What is the number of lines containing the string "this"? Answer with the number only.

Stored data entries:
========

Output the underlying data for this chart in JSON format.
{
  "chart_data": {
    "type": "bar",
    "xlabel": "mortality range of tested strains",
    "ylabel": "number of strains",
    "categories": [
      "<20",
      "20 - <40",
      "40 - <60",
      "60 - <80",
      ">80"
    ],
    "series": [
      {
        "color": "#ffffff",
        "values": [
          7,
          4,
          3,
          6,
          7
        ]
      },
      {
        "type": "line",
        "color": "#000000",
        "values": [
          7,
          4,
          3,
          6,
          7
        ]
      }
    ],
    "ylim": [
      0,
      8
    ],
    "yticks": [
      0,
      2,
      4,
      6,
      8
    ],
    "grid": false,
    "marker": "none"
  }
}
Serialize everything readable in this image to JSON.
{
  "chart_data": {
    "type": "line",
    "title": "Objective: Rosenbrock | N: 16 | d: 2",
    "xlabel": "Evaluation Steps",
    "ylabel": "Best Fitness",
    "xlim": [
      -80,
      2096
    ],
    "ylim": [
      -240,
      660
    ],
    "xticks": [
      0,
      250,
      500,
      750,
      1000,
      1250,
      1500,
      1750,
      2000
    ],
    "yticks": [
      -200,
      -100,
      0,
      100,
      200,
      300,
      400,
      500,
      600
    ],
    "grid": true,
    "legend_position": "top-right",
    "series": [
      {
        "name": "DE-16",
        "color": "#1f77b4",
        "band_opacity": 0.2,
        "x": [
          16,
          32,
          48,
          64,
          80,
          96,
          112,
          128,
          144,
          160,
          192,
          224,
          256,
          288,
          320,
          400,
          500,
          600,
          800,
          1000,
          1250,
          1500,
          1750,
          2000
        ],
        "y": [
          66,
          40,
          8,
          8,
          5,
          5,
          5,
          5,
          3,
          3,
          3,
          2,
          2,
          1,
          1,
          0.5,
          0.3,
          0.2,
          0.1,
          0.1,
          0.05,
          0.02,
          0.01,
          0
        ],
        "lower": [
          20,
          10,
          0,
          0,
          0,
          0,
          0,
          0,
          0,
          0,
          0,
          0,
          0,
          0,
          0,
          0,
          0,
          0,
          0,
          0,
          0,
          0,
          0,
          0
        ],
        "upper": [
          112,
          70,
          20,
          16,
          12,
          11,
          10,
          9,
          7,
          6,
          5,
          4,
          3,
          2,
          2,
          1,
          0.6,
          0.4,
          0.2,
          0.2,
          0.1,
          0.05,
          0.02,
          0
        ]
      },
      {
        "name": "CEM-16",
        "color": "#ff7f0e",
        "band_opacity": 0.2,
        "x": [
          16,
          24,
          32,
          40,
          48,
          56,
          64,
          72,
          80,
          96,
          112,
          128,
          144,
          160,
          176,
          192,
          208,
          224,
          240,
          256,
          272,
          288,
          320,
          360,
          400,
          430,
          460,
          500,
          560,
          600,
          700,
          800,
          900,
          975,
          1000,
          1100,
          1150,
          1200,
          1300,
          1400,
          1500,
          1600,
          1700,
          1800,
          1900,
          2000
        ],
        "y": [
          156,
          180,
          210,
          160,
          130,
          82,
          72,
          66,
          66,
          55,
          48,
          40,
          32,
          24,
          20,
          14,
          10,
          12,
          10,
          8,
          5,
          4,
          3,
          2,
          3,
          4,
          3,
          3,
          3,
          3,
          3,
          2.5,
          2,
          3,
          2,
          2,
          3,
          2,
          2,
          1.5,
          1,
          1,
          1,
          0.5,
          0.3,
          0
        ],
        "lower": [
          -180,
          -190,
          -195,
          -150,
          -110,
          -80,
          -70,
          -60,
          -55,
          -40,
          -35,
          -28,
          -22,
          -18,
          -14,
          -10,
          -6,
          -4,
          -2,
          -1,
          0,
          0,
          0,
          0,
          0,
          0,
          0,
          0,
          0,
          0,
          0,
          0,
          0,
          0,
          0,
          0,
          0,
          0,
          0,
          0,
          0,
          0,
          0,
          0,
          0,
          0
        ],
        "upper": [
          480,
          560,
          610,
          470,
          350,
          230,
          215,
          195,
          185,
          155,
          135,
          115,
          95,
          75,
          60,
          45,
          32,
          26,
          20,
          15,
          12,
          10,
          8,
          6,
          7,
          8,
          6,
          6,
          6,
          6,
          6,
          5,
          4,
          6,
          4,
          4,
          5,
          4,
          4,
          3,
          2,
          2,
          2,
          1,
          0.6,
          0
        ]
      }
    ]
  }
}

========

Reply: 2